# [The request]
Say how many lines include "value", with no words around the number.

# [Records provided]
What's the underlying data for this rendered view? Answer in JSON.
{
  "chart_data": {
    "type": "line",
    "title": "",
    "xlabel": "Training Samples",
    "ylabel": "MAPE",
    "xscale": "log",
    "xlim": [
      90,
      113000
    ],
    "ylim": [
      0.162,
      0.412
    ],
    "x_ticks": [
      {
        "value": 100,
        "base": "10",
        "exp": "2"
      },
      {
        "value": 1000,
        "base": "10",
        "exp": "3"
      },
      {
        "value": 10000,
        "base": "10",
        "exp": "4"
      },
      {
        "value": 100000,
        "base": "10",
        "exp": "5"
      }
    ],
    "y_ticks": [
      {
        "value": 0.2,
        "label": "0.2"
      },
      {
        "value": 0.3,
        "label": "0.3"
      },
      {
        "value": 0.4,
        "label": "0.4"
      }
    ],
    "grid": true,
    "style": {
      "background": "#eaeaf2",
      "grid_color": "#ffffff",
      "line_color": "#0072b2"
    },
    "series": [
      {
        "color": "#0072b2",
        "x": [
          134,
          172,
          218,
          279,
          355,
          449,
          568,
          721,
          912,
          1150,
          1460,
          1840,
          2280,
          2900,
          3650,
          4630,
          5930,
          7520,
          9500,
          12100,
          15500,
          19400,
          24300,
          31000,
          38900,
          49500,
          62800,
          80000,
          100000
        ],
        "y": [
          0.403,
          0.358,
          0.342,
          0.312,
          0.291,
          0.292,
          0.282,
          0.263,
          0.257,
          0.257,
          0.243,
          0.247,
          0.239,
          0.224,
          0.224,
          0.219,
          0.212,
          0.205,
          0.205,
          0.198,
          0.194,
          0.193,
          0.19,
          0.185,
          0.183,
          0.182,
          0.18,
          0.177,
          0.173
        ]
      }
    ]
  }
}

# [Completed exercise]
7